OBJECTIVE — Return the material word for word. Do not include the pictures.

(Data entries)
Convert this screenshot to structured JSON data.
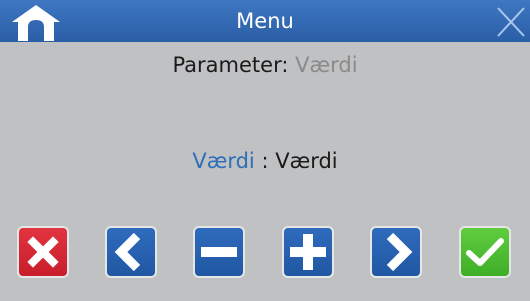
{
  "header": {
    "title": "Menu",
    "home_icon": "home-icon",
    "close_icon": "close-icon"
  },
  "parameter": {
    "label": "Parameter:",
    "value": "Værdi"
  },
  "current": {
    "name": "Værdi",
    "separator": ":",
    "value": "Værdi"
  },
  "toolbar": {
    "buttons": [
      {
        "icon": "cancel-x-icon",
        "color": "#d4222f"
      },
      {
        "icon": "chevron-left-icon",
        "color": "#2660ad"
      },
      {
        "icon": "minus-icon",
        "color": "#2660ad"
      },
      {
        "icon": "plus-icon",
        "color": "#2660ad"
      },
      {
        "icon": "chevron-right-icon",
        "color": "#2660ad"
      },
      {
        "icon": "checkmark-icon",
        "color": "#4cbd32"
      }
    ]
  },
  "colors": {
    "header_bg": "#3366b3",
    "body_bg": "#c0c1c3",
    "accent_blue": "#2f6eb8",
    "muted_text": "#8a8a8a"
  }
}
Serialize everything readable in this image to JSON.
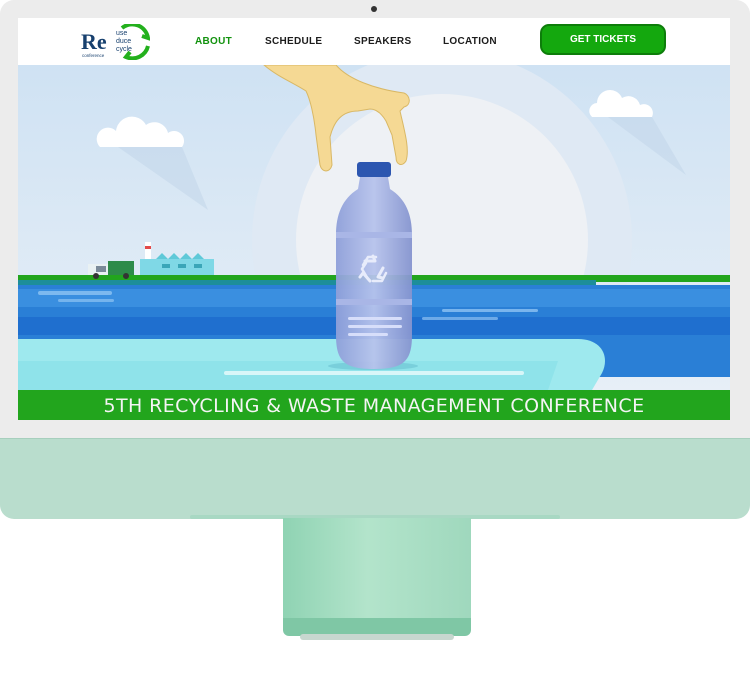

ANSWER TO THE EXERCISE —
Convert this screenshot to structured JSON data.
{
  "header": {
    "title": "Menu",
    "home_icon": "home-icon",
    "close_icon": "close-icon"
  },
  "parameter": {
    "label": "Parameter:",
    "value": "Værdi"
  },
  "current": {
    "name": "Værdi",
    "separator": ":",
    "value": "Værdi"
  },
  "toolbar": {
    "buttons": [
      {
        "icon": "cancel-x-icon",
        "color": "#d4222f"
      },
      {
        "icon": "chevron-left-icon",
        "color": "#2660ad"
      },
      {
        "icon": "minus-icon",
        "color": "#2660ad"
      },
      {
        "icon": "plus-icon",
        "color": "#2660ad"
      },
      {
        "icon": "chevron-right-icon",
        "color": "#2660ad"
      },
      {
        "icon": "checkmark-icon",
        "color": "#4cbd32"
      }
    ]
  },
  "colors": {
    "header_bg": "#3366b3",
    "body_bg": "#c0c1c3",
    "accent_blue": "#2f6eb8",
    "muted_text": "#8a8a8a"
  }
}
Serialize everything readable in this image to JSON.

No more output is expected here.